→ **Records supplied**:
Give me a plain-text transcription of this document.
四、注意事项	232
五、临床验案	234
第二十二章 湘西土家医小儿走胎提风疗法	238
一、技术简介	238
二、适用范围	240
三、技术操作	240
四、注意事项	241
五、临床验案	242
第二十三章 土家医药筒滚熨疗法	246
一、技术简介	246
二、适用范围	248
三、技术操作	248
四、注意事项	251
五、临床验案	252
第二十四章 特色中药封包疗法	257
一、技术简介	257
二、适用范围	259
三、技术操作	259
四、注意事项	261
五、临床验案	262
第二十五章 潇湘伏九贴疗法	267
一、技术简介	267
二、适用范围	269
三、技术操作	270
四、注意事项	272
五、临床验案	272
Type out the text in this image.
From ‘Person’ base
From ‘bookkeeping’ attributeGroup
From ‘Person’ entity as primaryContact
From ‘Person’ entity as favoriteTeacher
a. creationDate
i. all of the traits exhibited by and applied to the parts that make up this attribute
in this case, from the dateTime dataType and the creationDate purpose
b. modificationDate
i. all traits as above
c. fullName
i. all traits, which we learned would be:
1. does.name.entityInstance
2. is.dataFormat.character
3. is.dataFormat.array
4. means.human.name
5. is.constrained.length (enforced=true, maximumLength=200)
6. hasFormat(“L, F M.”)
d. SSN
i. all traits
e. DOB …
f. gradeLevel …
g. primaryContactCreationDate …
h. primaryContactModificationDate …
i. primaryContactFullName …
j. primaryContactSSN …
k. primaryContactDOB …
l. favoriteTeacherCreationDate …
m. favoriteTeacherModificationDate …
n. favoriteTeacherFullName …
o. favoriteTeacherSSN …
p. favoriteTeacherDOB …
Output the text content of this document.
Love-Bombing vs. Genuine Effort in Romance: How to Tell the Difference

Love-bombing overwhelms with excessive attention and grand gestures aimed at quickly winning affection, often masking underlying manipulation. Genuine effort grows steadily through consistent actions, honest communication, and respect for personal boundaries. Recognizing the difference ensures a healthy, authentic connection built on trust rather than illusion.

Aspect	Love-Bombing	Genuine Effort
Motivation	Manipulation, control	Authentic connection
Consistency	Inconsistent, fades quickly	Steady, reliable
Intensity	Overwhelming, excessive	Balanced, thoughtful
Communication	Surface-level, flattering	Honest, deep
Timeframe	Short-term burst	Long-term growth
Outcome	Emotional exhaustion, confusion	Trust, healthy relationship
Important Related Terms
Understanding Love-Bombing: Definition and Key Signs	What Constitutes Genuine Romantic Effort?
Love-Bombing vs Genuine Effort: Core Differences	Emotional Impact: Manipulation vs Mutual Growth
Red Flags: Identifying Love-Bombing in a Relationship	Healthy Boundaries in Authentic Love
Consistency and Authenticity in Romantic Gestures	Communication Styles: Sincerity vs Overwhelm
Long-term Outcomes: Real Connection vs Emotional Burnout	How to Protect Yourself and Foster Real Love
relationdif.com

→ **Task description**:
Transcribe exactly the line containing "Output the text content of this document." and all remaining lines of the material, ending with the last one.

→ **Written solution**:
Output the text content of this document.
Love-Bombing vs. Genuine Effort in Romance: How to Tell the Difference

Love-bombing overwhelms with excessive attention and grand gestures aimed at quickly winning affection, often masking underlying manipulation. Genuine effort grows steadily through consistent actions, honest communication, and respect for personal boundaries. Recognizing the difference ensures a healthy, authentic connection built on trust rather than illusion.

Aspect	Love-Bombing	Genuine Effort
Motivation	Manipulation, control	Authentic connection
Consistency	Inconsistent, fades quickly	Steady, reliable
Intensity	Overwhelming, excessive	Balanced, thoughtful
Communication	Surface-level, flattering	Honest, deep
Timeframe	Short-term burst	Long-term growth
Outcome	Emotional exhaustion, confusion	Trust, healthy relationship
Important Related Terms
Understanding Love-Bombing: Definition and Key Signs	What Constitutes Genuine Romantic Effort?
Love-Bombing vs Genuine Effort: Core Differences	Emotional Impact: Manipulation vs Mutual Growth
Red Flags: Identifying Love-Bombing in a Relationship	Healthy Boundaries in Authentic Love
Consistency and Authenticity in Romantic Gestures	Communication Styles: Sincerity vs Overwhelm
Long-term Outcomes: Real Connection vs Emotional Burnout	How to Protect Yourself and Foster Real Love
relationdif.com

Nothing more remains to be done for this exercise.